WHAT IS REQUIRED >> Your task is to filter the data below down to the lines holding "invoices".

(Stored data entries)
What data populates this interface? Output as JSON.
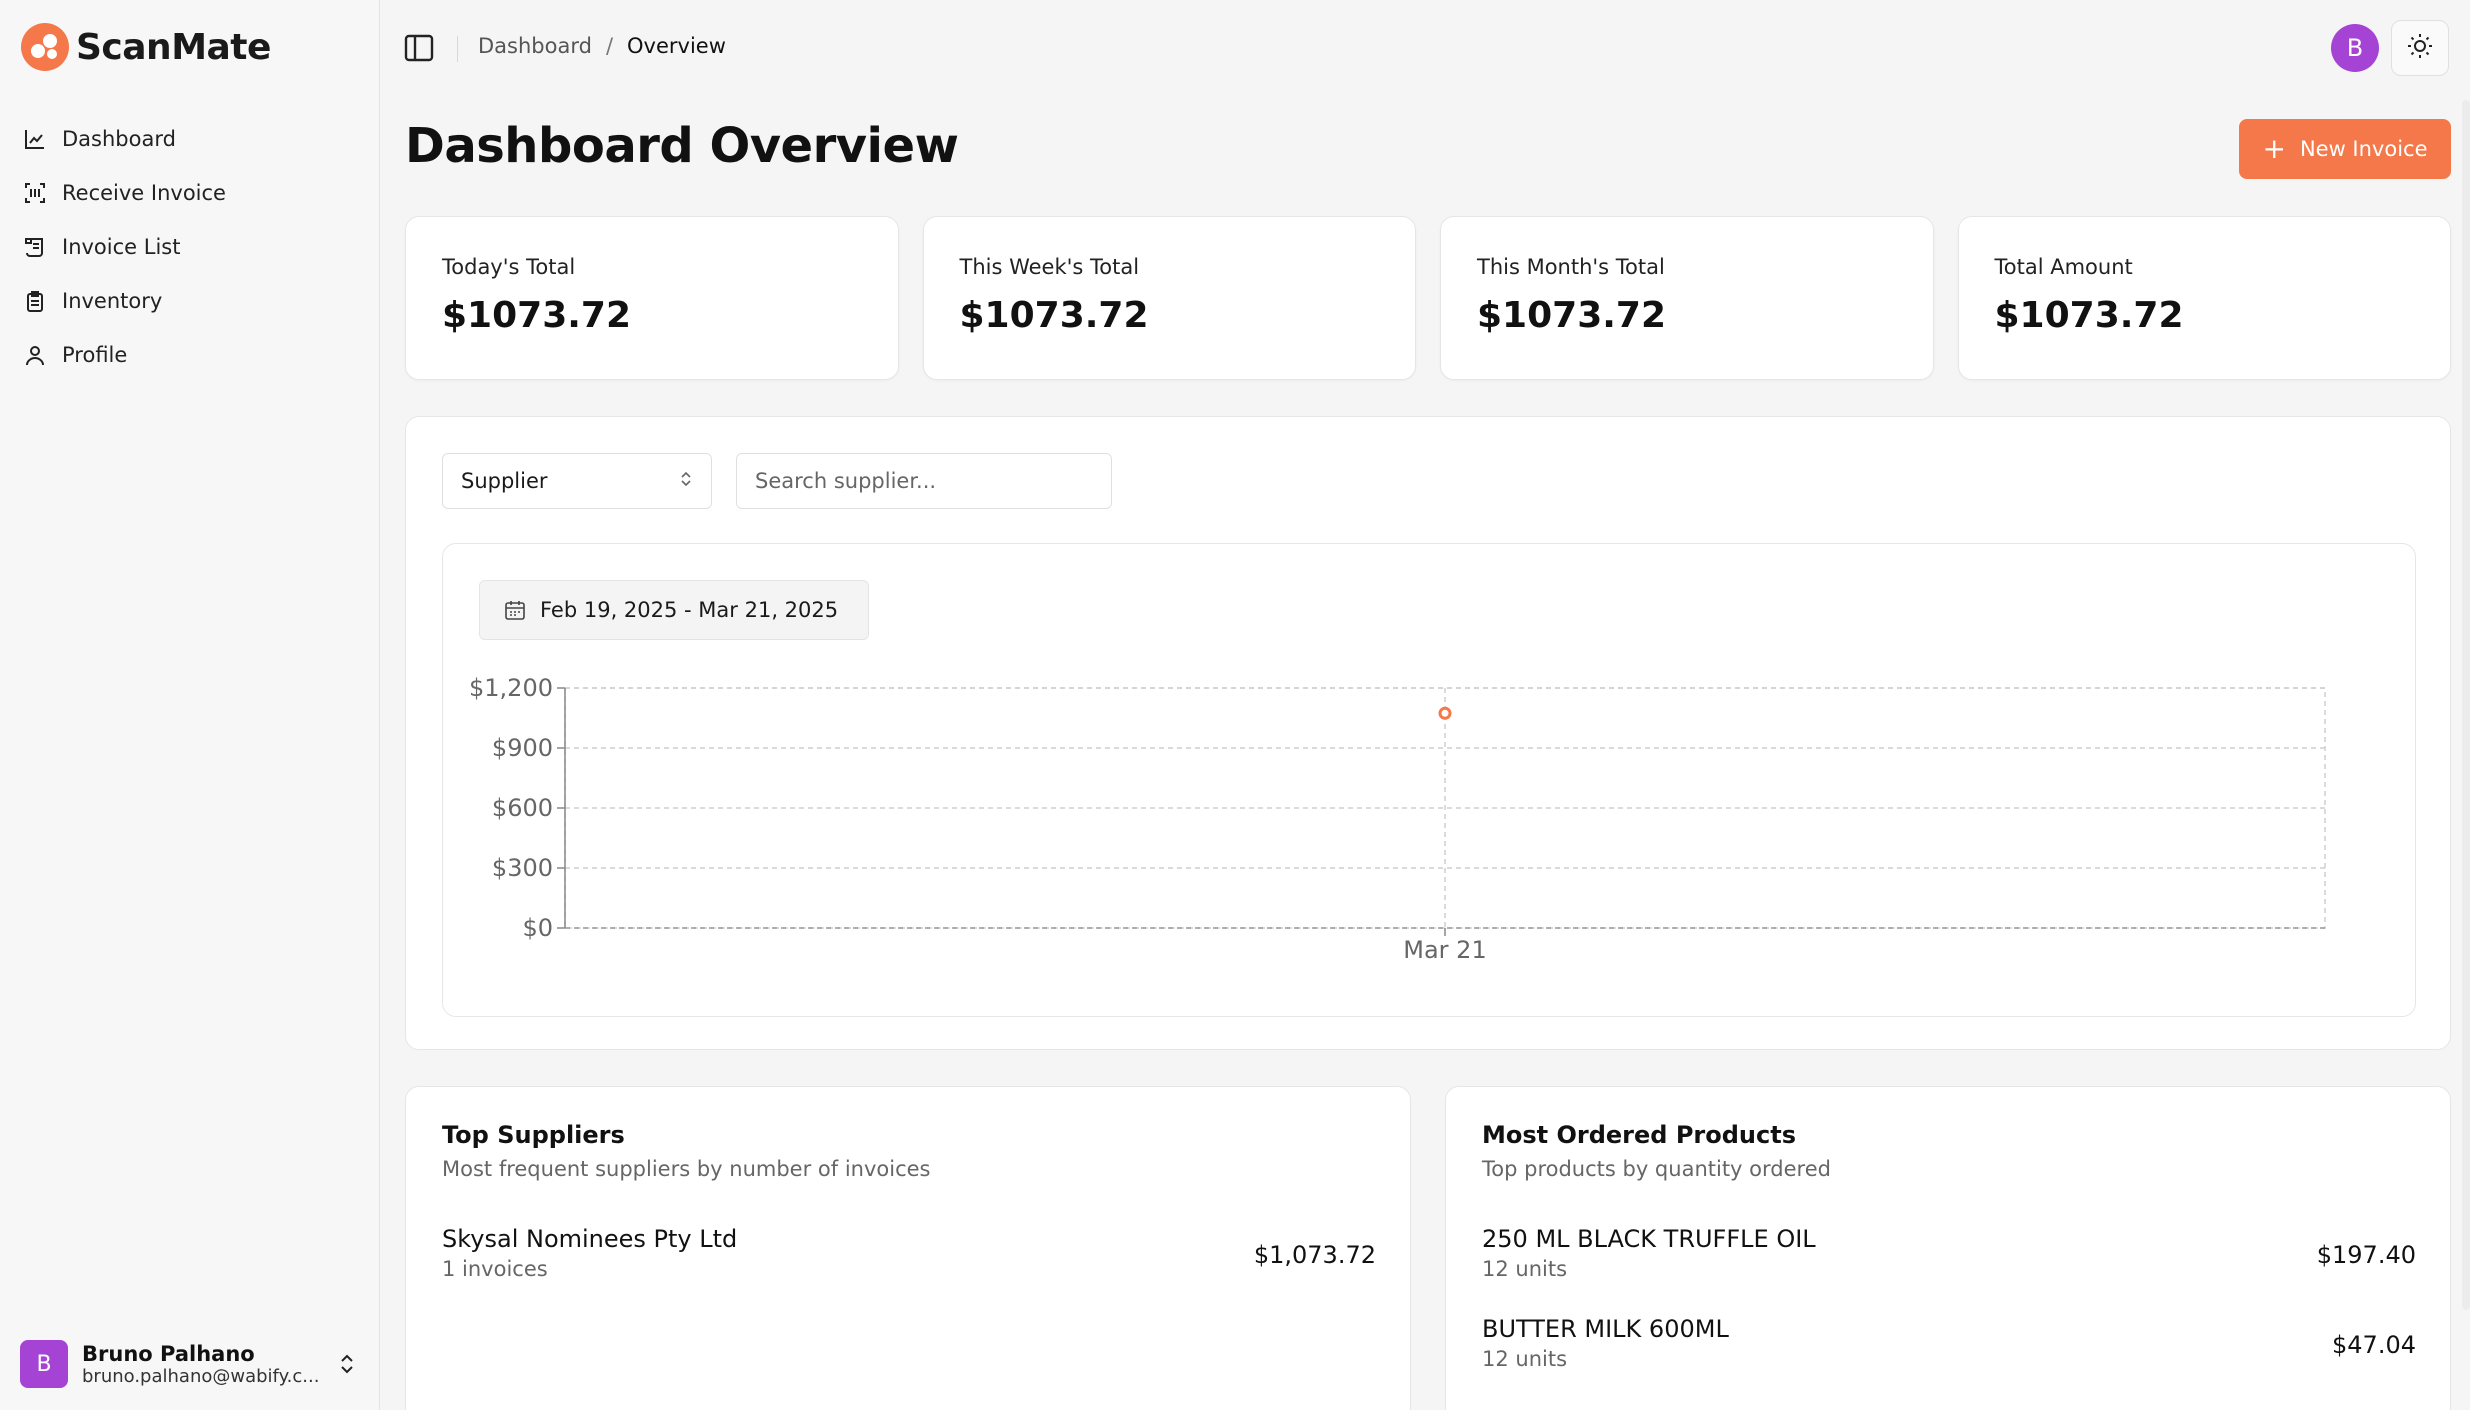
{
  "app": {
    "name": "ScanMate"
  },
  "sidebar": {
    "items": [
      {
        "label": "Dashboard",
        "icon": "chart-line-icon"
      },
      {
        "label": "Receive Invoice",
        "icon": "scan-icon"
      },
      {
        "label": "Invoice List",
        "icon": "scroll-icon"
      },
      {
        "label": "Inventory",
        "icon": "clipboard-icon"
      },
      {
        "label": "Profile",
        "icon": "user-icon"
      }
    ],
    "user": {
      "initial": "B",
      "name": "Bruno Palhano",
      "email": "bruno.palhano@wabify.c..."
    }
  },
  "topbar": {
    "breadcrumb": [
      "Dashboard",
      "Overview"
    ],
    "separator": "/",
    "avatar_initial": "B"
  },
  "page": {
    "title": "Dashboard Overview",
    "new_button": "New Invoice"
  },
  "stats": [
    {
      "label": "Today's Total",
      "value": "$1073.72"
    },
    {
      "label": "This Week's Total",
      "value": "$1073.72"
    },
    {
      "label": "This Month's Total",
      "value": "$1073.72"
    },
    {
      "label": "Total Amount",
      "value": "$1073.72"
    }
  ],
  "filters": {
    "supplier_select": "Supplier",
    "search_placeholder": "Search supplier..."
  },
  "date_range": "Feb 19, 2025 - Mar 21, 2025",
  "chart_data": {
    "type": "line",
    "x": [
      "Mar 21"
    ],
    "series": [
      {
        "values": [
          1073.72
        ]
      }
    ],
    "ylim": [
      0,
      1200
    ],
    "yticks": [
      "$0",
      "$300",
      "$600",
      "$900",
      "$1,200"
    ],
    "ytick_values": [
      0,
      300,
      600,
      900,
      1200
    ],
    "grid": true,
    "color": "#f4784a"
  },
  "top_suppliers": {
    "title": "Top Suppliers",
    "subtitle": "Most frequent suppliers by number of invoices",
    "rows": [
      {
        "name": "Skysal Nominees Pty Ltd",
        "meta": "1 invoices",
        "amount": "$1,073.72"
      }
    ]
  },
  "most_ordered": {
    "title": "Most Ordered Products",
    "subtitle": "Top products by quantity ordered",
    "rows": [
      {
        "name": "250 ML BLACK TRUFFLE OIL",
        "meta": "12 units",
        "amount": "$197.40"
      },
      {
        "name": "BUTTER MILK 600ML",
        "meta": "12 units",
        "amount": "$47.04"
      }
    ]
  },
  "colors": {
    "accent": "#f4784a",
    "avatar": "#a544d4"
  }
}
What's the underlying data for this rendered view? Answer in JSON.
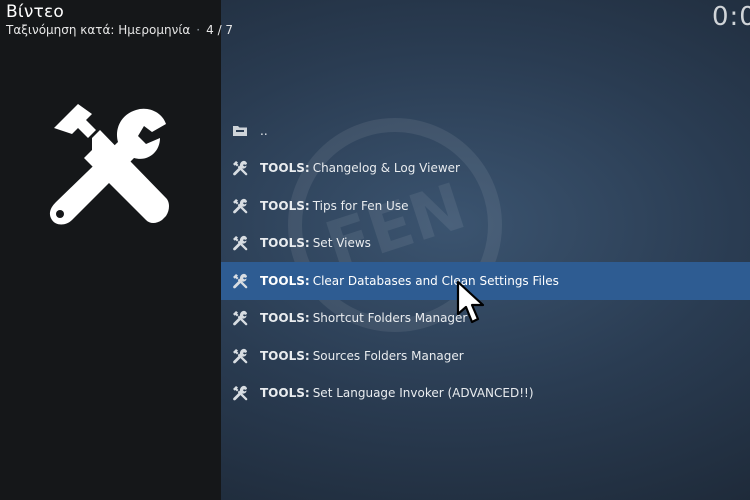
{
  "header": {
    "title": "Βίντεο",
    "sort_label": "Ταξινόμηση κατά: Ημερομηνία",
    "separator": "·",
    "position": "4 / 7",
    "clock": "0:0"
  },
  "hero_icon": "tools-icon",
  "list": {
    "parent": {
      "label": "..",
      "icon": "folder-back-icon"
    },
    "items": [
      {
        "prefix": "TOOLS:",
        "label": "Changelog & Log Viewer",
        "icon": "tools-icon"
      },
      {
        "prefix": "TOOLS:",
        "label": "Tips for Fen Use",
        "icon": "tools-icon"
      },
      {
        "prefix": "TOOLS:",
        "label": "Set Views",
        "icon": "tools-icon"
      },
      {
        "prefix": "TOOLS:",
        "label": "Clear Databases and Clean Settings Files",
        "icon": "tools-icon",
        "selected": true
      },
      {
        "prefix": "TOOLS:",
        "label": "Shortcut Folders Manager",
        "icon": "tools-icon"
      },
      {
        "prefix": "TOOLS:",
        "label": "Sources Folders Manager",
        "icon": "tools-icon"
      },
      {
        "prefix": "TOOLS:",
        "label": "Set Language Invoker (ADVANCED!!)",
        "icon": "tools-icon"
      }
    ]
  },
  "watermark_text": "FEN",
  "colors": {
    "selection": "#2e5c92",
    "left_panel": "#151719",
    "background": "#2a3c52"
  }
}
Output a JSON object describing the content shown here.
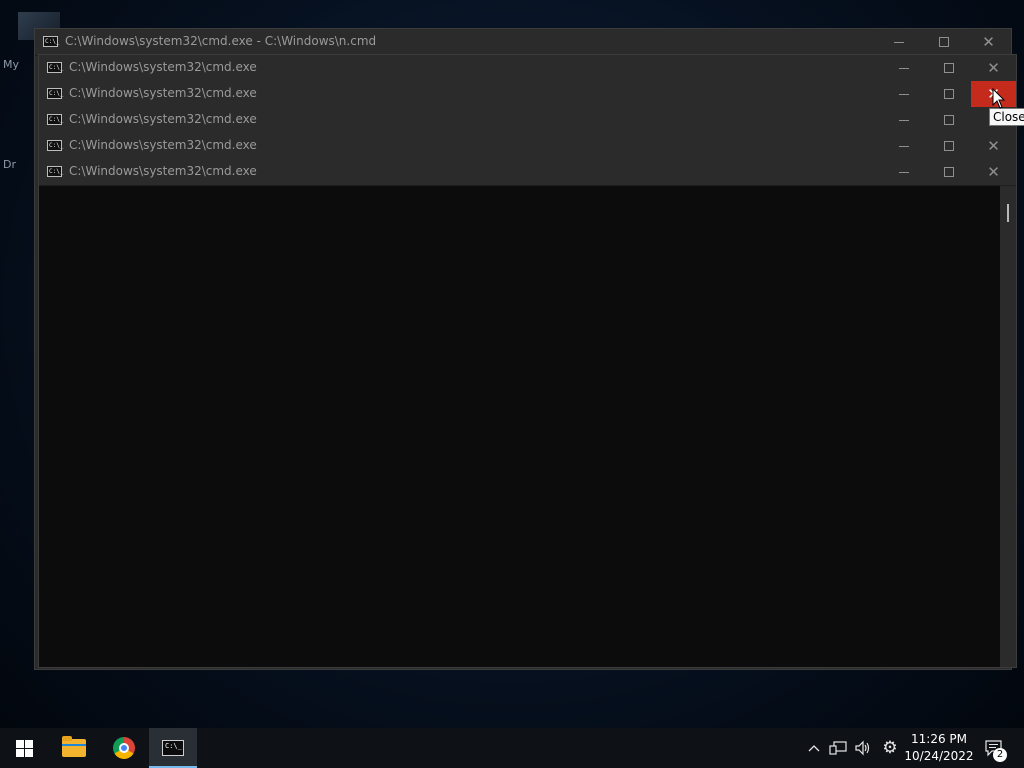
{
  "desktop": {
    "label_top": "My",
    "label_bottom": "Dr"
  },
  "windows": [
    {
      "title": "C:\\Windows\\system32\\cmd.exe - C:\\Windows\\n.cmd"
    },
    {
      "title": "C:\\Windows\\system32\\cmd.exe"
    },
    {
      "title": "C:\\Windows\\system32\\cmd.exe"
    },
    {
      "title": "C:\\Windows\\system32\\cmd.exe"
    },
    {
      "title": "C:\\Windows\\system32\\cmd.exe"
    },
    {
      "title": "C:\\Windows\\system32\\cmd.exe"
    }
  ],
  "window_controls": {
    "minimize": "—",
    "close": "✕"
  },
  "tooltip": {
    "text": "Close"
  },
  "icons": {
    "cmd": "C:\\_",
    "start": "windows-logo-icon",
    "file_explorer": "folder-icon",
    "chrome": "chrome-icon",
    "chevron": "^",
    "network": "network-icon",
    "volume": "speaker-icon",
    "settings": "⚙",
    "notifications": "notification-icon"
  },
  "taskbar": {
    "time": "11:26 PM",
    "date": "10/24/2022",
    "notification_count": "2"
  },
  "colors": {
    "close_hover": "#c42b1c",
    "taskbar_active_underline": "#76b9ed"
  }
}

FINAL ANSWER >>
    "subtitle": "Most frequent suppliers by number of invoices",
        "meta": "1 invoices",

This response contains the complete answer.